Records about charts and figures:
** BEGIN **

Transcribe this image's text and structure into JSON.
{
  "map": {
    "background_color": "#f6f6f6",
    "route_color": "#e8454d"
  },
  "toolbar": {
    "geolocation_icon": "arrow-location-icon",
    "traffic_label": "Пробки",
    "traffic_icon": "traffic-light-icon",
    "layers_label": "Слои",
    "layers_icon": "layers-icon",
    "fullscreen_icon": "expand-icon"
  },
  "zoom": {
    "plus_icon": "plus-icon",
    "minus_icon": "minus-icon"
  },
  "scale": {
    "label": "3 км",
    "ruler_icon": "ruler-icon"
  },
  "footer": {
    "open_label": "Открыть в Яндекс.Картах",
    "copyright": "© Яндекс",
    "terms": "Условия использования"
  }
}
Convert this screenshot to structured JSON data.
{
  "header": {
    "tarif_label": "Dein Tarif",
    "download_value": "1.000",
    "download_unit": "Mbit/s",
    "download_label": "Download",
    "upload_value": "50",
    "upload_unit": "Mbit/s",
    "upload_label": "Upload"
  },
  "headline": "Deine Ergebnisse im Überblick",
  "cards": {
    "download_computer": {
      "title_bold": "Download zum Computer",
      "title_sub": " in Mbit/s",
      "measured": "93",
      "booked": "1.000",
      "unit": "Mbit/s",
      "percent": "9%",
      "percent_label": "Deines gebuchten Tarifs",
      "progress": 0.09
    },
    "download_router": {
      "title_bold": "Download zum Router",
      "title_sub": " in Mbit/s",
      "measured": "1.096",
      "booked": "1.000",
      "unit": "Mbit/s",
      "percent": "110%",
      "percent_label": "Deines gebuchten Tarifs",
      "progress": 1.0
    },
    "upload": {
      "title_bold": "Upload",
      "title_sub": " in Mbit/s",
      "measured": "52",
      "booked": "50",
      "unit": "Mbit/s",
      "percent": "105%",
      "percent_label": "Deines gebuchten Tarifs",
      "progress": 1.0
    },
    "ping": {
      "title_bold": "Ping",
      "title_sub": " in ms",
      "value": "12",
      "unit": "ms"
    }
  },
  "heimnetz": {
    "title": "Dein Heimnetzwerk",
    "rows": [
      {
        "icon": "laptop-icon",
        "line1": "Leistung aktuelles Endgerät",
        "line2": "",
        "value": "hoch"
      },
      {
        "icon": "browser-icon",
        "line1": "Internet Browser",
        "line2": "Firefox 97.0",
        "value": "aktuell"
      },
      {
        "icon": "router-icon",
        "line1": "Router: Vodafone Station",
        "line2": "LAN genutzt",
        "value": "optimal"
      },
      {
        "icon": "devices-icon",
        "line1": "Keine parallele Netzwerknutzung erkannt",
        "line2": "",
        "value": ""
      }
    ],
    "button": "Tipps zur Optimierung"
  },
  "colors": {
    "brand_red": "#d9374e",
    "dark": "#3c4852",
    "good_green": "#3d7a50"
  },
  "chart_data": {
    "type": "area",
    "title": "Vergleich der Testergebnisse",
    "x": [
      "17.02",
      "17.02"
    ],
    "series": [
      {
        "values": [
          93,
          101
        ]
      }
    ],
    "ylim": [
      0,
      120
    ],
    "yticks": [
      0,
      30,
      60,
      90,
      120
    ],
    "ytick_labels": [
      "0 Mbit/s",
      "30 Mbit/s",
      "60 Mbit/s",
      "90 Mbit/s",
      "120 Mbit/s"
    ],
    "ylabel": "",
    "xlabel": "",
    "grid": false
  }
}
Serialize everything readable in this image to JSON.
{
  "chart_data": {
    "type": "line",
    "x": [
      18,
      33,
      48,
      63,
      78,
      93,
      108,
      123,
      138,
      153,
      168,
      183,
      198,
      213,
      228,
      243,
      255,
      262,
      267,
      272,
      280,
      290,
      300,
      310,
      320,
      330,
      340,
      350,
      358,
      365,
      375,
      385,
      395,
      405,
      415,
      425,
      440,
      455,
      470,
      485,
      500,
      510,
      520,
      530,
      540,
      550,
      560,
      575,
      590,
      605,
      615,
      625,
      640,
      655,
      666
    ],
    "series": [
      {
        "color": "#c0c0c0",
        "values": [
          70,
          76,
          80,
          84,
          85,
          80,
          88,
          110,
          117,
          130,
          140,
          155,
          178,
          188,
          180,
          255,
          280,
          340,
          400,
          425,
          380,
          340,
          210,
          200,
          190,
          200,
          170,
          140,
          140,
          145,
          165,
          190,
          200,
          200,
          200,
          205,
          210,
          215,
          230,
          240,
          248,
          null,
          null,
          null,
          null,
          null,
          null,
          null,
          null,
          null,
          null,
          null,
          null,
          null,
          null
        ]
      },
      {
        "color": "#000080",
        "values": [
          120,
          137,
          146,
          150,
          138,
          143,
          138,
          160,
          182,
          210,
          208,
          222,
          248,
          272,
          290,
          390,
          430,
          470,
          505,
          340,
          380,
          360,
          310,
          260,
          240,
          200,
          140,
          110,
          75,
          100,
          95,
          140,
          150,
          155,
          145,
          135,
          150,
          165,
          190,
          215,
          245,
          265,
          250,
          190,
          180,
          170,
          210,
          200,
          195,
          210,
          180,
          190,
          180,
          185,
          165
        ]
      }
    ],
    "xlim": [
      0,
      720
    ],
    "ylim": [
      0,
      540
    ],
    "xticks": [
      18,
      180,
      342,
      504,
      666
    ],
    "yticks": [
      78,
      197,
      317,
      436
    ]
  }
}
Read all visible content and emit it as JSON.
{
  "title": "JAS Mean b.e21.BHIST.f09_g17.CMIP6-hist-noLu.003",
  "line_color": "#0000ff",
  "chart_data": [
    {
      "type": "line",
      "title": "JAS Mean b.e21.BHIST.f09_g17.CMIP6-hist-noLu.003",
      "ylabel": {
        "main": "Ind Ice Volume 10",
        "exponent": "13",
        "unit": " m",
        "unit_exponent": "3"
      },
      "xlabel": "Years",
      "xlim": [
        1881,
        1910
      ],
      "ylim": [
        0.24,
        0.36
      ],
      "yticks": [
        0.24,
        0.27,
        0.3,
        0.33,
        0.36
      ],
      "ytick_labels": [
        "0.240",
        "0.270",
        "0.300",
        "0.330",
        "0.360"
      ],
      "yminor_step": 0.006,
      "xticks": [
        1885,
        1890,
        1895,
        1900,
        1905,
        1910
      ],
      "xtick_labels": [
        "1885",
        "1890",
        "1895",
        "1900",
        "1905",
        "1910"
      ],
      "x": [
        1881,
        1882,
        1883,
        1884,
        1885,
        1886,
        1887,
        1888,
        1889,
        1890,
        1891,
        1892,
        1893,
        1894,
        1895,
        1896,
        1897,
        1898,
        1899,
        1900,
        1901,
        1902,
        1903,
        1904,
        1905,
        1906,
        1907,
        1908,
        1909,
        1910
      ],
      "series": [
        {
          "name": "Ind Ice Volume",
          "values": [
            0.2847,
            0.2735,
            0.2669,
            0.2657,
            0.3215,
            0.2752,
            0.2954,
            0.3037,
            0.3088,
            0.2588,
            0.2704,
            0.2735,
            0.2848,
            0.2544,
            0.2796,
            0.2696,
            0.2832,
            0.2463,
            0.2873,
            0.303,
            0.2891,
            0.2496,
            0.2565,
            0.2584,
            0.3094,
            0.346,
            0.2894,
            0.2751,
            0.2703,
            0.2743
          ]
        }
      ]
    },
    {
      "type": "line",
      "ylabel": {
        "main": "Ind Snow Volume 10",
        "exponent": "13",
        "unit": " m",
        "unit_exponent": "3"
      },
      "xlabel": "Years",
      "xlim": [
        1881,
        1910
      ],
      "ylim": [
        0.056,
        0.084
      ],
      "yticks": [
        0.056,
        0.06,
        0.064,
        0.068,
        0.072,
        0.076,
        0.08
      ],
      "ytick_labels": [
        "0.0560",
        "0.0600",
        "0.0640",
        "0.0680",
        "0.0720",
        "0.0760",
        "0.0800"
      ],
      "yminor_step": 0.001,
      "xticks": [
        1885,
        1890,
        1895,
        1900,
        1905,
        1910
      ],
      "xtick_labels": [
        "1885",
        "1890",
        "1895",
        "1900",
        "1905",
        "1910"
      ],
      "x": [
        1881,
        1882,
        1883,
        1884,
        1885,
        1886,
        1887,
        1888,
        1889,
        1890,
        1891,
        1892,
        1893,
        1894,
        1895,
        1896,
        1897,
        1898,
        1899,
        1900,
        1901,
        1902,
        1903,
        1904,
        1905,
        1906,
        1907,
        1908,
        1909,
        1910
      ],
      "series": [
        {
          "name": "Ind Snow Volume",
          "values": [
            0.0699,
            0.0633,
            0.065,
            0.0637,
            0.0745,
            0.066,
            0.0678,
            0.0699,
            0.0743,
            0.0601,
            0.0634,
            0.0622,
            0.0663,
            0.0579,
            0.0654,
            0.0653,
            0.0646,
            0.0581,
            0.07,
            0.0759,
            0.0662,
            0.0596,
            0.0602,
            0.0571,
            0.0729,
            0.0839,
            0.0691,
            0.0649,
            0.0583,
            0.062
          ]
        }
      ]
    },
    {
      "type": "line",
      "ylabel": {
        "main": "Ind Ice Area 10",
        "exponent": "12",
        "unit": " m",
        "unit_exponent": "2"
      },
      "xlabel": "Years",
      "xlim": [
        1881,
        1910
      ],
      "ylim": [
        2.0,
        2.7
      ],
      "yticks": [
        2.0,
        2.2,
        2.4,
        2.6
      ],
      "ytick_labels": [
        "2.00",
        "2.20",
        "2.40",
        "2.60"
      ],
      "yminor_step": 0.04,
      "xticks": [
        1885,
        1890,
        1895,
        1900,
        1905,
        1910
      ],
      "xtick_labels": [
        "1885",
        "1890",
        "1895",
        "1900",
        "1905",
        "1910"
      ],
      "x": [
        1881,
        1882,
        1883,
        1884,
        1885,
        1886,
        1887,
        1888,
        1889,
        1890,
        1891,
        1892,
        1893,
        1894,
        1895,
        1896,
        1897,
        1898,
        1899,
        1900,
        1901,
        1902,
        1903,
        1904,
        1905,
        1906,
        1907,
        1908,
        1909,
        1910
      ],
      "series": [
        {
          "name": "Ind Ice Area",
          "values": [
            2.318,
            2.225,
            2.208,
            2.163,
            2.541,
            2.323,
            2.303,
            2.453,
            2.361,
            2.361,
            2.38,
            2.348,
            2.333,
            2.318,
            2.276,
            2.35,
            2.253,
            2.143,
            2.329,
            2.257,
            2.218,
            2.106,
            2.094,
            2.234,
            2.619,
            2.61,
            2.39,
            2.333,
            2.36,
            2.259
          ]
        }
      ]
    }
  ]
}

** END **

= Work instructions =
The word "BHIST" may appear on some lines. Report how many lines hold it, giving the number alone.

= Written answer =
2